▸ **Aim**
Return the full material exactly.

(Stored records)
━━━━━━━━

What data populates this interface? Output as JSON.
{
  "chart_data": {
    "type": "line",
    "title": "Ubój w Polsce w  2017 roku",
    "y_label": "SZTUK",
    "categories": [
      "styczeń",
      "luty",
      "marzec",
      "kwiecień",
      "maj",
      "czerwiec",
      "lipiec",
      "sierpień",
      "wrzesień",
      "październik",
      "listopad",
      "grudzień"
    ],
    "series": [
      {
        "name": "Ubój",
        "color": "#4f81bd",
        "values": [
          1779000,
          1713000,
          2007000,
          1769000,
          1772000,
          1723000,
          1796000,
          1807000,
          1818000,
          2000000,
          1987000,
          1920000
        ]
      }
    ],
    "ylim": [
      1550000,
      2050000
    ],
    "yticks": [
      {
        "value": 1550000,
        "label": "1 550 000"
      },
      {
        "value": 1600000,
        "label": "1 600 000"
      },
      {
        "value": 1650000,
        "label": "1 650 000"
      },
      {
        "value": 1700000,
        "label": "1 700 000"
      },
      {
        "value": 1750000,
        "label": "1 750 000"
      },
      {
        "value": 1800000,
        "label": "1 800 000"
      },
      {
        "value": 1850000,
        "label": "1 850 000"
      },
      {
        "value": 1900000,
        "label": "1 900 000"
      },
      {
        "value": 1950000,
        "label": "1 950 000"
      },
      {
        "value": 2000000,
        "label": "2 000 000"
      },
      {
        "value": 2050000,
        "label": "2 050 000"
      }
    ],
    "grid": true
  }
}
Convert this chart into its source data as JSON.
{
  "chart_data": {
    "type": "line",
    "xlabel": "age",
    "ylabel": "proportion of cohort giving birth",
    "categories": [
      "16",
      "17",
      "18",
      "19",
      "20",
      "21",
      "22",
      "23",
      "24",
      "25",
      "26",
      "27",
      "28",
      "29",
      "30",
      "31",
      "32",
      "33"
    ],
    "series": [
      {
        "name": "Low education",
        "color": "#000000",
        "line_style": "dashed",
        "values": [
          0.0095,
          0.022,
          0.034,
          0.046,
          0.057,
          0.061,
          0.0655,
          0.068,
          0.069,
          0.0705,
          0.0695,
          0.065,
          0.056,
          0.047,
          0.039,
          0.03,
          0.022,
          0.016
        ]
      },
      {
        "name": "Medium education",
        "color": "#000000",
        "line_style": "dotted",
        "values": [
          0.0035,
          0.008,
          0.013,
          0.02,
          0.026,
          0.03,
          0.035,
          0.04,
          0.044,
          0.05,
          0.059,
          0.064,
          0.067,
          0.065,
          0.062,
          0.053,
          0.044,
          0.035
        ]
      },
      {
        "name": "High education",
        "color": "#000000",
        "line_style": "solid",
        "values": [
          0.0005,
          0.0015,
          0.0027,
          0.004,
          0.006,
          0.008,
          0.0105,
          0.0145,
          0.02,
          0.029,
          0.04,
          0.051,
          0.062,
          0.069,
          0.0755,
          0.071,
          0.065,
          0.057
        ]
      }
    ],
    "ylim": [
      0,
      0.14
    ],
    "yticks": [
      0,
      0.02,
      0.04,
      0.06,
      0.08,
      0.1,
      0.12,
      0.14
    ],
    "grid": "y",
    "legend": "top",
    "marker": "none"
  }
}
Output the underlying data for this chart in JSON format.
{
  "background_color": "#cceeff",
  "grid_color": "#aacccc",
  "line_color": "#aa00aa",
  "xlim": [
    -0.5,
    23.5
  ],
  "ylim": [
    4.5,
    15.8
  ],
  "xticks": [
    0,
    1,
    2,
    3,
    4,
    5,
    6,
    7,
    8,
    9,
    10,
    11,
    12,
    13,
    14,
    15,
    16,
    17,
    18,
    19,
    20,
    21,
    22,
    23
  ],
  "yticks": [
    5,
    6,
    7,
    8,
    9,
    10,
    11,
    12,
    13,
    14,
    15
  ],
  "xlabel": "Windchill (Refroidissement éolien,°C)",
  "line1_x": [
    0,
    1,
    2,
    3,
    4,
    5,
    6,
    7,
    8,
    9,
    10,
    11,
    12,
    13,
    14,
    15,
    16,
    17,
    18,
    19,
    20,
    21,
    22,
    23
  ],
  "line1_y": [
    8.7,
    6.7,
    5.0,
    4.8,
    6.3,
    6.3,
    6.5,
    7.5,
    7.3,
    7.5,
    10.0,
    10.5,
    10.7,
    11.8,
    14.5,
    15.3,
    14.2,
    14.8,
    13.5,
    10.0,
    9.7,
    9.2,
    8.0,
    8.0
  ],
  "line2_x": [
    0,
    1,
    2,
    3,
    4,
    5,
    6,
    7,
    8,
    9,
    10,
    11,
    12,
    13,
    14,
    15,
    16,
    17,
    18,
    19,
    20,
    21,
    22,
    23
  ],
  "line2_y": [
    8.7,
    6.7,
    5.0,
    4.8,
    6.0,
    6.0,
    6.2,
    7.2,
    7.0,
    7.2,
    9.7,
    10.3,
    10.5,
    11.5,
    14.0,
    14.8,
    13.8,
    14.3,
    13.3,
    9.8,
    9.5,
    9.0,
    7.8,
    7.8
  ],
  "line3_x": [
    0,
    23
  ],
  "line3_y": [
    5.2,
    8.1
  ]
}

━━━━━━━━

▸ **Exercise result**
What data populates this interface? Output as JSON.
{
  "chart_data": {
    "type": "line",
    "title": "Ubój w Polsce w  2017 roku",
    "y_label": "SZTUK",
    "categories": [
      "styczeń",
      "luty",
      "marzec",
      "kwiecień",
      "maj",
      "czerwiec",
      "lipiec",
      "sierpień",
      "wrzesień",
      "październik",
      "listopad",
      "grudzień"
    ],
    "series": [
      {
        "name": "Ubój",
        "color": "#4f81bd",
        "values": [
          1779000,
          1713000,
          2007000,
          1769000,
          1772000,
          1723000,
          1796000,
          1807000,
          1818000,
          2000000,
          1987000,
          1920000
        ]
      }
    ],
    "ylim": [
      1550000,
      2050000
    ],
    "yticks": [
      {
        "value": 1550000,
        "label": "1 550 000"
      },
      {
        "value": 1600000,
        "label": "1 600 000"
      },
      {
        "value": 1650000,
        "label": "1 650 000"
      },
      {
        "value": 1700000,
        "label": "1 700 000"
      },
      {
        "value": 1750000,
        "label": "1 750 000"
      },
      {
        "value": 1800000,
        "label": "1 800 000"
      },
      {
        "value": 1850000,
        "label": "1 850 000"
      },
      {
        "value": 1900000,
        "label": "1 900 000"
      },
      {
        "value": 1950000,
        "label": "1 950 000"
      },
      {
        "value": 2000000,
        "label": "2 000 000"
      },
      {
        "value": 2050000,
        "label": "2 050 000"
      }
    ],
    "grid": true
  }
}
Convert this chart into its source data as JSON.
{
  "chart_data": {
    "type": "line",
    "xlabel": "age",
    "ylabel": "proportion of cohort giving birth",
    "categories": [
      "16",
      "17",
      "18",
      "19",
      "20",
      "21",
      "22",
      "23",
      "24",
      "25",
      "26",
      "27",
      "28",
      "29",
      "30",
      "31",
      "32",
      "33"
    ],
    "series": [
      {
        "name": "Low education",
        "color": "#000000",
        "line_style": "dashed",
        "values": [
          0.0095,
          0.022,
          0.034,
          0.046,
          0.057,
          0.061,
          0.0655,
          0.068,
          0.069,
          0.0705,
          0.0695,
          0.065,
          0.056,
          0.047,
          0.039,
          0.03,
          0.022,
          0.016
        ]
      },
      {
        "name": "Medium education",
        "color": "#000000",
        "line_style": "dotted",
        "values": [
          0.0035,
          0.008,
          0.013,
          0.02,
          0.026,
          0.03,
          0.035,
          0.04,
          0.044,
          0.05,
          0.059,
          0.064,
          0.067,
          0.065,
          0.062,
          0.053,
          0.044,
          0.035
        ]
      },
      {
        "name": "High education",
        "color": "#000000",
        "line_style": "solid",
        "values": [
          0.0005,
          0.0015,
          0.0027,
          0.004,
          0.006,
          0.008,
          0.0105,
          0.0145,
          0.02,
          0.029,
          0.04,
          0.051,
          0.062,
          0.069,
          0.0755,
          0.071,
          0.065,
          0.057
        ]
      }
    ],
    "ylim": [
      0,
      0.14
    ],
    "yticks": [
      0,
      0.02,
      0.04,
      0.06,
      0.08,
      0.1,
      0.12,
      0.14
    ],
    "grid": "y",
    "legend": "top",
    "marker": "none"
  }
}
Output the underlying data for this chart in JSON format.
{
  "background_color": "#cceeff",
  "grid_color": "#aacccc",
  "line_color": "#aa00aa",
  "xlim": [
    -0.5,
    23.5
  ],
  "ylim": [
    4.5,
    15.8
  ],
  "xticks": [
    0,
    1,
    2,
    3,
    4,
    5,
    6,
    7,
    8,
    9,
    10,
    11,
    12,
    13,
    14,
    15,
    16,
    17,
    18,
    19,
    20,
    21,
    22,
    23
  ],
  "yticks": [
    5,
    6,
    7,
    8,
    9,
    10,
    11,
    12,
    13,
    14,
    15
  ],
  "xlabel": "Windchill (Refroidissement éolien,°C)",
  "line1_x": [
    0,
    1,
    2,
    3,
    4,
    5,
    6,
    7,
    8,
    9,
    10,
    11,
    12,
    13,
    14,
    15,
    16,
    17,
    18,
    19,
    20,
    21,
    22,
    23
  ],
  "line1_y": [
    8.7,
    6.7,
    5.0,
    4.8,
    6.3,
    6.3,
    6.5,
    7.5,
    7.3,
    7.5,
    10.0,
    10.5,
    10.7,
    11.8,
    14.5,
    15.3,
    14.2,
    14.8,
    13.5,
    10.0,
    9.7,
    9.2,
    8.0,
    8.0
  ],
  "line2_x": [
    0,
    1,
    2,
    3,
    4,
    5,
    6,
    7,
    8,
    9,
    10,
    11,
    12,
    13,
    14,
    15,
    16,
    17,
    18,
    19,
    20,
    21,
    22,
    23
  ],
  "line2_y": [
    8.7,
    6.7,
    5.0,
    4.8,
    6.0,
    6.0,
    6.2,
    7.2,
    7.0,
    7.2,
    9.7,
    10.3,
    10.5,
    11.5,
    14.0,
    14.8,
    13.8,
    14.3,
    13.3,
    9.8,
    9.5,
    9.0,
    7.8,
    7.8
  ],
  "line3_x": [
    0,
    23
  ],
  "line3_y": [
    5.2,
    8.1
  ]
}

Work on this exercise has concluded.